── RECORDS ──

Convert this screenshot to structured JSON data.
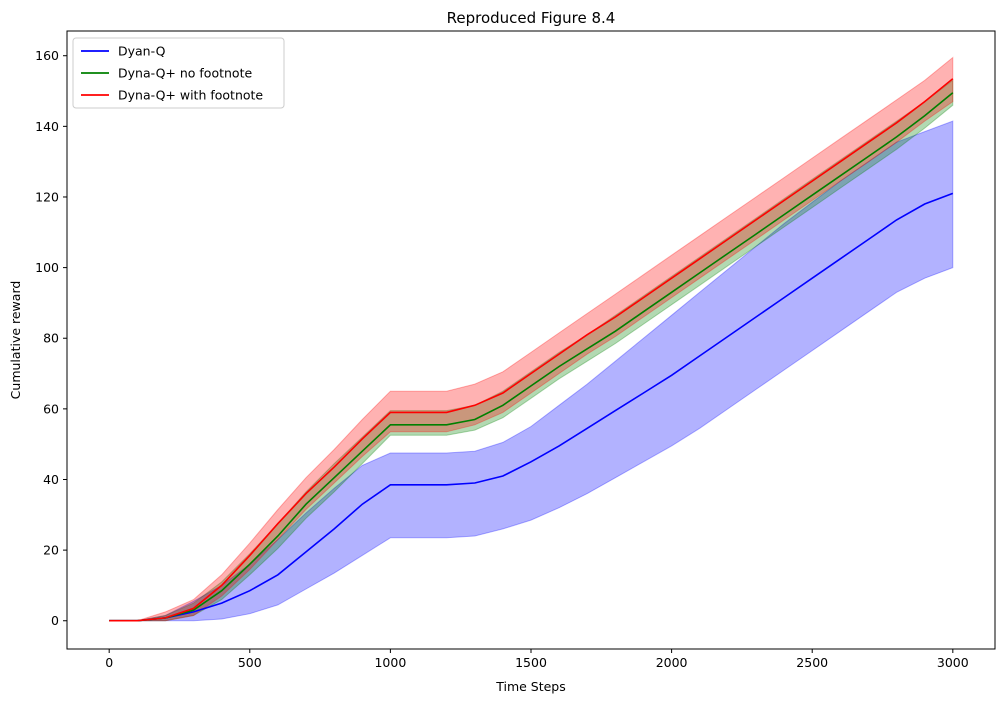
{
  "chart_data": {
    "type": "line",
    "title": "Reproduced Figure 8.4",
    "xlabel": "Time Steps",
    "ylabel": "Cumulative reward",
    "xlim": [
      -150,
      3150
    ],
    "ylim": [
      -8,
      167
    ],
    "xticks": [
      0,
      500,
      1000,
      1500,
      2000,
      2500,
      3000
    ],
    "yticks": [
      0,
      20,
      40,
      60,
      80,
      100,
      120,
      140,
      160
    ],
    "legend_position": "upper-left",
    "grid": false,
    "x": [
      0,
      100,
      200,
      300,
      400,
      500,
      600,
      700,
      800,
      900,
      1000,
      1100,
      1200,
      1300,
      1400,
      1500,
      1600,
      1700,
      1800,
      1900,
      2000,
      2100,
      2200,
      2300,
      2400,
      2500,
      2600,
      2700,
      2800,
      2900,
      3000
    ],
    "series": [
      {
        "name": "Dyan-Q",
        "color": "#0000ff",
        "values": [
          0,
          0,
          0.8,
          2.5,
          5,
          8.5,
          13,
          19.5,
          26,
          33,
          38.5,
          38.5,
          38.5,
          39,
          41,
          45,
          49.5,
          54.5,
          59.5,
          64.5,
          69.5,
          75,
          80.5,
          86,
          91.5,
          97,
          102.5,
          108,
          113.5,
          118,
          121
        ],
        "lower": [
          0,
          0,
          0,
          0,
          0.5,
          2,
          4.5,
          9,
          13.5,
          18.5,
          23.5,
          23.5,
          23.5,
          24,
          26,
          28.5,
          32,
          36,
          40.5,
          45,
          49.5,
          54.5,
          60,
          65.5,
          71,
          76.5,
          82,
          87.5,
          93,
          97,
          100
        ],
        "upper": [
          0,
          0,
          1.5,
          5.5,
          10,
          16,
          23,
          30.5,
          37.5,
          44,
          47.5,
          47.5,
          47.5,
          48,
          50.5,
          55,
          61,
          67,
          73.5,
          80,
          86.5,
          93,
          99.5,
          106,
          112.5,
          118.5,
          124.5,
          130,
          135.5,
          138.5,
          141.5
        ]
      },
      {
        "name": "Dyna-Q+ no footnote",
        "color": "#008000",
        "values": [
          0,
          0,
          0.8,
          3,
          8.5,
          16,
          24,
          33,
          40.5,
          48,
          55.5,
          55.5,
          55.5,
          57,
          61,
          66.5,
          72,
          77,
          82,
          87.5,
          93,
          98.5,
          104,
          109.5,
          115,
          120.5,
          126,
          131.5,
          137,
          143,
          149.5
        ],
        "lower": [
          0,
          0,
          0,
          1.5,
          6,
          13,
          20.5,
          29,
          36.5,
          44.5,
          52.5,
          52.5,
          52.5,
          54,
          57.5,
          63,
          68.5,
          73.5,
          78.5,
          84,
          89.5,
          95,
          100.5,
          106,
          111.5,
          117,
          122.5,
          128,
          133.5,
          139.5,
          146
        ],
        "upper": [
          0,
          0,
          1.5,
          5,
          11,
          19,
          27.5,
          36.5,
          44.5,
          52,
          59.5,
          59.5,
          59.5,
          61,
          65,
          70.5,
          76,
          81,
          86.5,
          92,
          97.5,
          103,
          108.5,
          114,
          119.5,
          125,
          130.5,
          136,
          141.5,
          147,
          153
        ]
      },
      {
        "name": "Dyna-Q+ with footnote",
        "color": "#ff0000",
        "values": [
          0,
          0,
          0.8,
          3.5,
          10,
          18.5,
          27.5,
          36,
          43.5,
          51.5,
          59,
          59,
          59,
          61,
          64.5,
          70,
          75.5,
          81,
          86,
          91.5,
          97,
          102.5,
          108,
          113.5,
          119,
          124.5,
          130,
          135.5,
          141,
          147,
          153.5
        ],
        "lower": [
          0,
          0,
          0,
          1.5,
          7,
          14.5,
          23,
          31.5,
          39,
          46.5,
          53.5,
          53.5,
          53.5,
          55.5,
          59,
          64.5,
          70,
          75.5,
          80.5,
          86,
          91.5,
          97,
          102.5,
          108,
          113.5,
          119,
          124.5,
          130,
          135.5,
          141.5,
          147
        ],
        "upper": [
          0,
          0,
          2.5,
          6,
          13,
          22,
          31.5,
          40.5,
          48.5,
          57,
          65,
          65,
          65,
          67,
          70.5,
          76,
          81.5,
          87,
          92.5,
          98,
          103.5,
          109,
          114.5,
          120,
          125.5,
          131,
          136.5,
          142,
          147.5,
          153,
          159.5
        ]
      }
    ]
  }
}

───
── RECORDS ──

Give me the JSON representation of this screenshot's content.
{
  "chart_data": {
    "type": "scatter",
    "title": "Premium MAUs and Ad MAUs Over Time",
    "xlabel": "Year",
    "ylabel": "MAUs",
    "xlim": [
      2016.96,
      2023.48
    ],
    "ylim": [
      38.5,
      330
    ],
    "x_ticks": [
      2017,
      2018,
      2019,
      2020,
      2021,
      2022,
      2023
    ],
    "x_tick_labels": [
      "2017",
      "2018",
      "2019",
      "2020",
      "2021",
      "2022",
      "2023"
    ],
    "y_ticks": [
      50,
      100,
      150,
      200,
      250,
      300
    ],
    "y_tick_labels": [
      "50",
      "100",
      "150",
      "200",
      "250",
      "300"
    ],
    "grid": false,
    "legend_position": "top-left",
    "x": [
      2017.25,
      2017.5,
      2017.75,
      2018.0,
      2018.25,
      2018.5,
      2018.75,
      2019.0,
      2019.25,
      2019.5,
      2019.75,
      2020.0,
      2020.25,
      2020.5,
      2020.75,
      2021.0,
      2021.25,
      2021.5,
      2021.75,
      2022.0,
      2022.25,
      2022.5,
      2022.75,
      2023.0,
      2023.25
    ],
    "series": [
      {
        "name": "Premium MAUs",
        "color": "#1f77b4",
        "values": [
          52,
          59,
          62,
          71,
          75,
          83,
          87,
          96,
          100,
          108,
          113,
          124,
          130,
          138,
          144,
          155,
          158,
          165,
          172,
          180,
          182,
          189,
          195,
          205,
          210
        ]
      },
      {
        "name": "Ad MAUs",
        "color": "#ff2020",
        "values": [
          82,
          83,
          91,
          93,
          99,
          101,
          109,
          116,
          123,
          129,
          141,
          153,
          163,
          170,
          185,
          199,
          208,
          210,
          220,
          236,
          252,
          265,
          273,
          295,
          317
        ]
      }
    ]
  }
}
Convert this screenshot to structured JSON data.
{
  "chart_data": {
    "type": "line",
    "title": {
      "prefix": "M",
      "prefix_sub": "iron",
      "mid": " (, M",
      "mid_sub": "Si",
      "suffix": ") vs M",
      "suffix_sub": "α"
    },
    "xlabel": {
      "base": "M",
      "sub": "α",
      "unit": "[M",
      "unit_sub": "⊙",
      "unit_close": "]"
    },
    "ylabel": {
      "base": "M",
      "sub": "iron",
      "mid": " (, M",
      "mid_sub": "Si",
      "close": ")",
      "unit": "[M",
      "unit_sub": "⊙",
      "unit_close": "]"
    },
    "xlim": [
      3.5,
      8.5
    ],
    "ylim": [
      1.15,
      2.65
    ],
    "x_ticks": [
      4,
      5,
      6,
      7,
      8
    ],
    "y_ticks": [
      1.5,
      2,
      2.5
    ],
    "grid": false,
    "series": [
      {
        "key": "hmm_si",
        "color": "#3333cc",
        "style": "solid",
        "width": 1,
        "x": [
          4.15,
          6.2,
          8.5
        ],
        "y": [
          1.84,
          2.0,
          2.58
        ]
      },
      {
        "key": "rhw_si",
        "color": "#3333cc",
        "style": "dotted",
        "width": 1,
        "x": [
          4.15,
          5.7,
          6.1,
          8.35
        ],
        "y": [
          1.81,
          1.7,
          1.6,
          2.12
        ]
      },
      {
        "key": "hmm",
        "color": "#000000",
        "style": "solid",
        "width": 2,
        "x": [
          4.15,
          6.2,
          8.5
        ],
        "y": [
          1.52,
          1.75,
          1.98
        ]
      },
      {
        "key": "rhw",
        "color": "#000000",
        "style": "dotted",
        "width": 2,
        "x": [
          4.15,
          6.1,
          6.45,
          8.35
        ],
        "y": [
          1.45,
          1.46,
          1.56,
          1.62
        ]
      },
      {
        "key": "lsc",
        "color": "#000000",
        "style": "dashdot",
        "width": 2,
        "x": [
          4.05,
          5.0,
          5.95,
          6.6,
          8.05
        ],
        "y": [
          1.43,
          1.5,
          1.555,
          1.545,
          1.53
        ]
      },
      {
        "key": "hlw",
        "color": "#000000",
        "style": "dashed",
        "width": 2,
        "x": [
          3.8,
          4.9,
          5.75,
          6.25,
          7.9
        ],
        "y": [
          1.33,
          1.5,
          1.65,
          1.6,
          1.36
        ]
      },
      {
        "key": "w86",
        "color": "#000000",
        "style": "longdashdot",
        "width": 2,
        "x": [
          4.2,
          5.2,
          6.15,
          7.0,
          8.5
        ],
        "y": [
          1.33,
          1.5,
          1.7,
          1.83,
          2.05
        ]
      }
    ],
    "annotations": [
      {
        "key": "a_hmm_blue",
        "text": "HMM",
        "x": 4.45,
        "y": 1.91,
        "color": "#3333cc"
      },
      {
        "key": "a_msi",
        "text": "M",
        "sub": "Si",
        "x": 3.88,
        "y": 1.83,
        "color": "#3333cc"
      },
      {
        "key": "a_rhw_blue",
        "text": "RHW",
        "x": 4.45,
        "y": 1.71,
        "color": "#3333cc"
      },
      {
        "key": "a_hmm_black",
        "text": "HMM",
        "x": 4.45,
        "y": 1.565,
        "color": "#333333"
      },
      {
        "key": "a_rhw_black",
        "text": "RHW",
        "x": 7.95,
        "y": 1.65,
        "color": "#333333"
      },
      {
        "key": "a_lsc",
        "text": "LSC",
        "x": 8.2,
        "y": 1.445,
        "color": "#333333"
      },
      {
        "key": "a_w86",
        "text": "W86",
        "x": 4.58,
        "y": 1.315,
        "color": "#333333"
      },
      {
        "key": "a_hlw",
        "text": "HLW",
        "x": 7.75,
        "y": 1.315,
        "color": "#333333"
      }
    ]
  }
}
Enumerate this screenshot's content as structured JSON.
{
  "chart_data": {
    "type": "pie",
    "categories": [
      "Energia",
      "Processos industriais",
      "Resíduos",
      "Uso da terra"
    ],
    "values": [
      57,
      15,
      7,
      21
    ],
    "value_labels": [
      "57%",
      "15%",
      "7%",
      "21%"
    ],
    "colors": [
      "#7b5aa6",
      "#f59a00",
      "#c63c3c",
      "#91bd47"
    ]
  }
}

───

* _CHALLENGE_: Find the word "text" and list each line it appears in.

* _REPLY_:
        "text": "HMM",
        "text": "M",
        "text": "RHW",
        "text": "HMM",
        "text": "RHW",
        "text": "LSC",
        "text": "W86",
        "text": "HLW",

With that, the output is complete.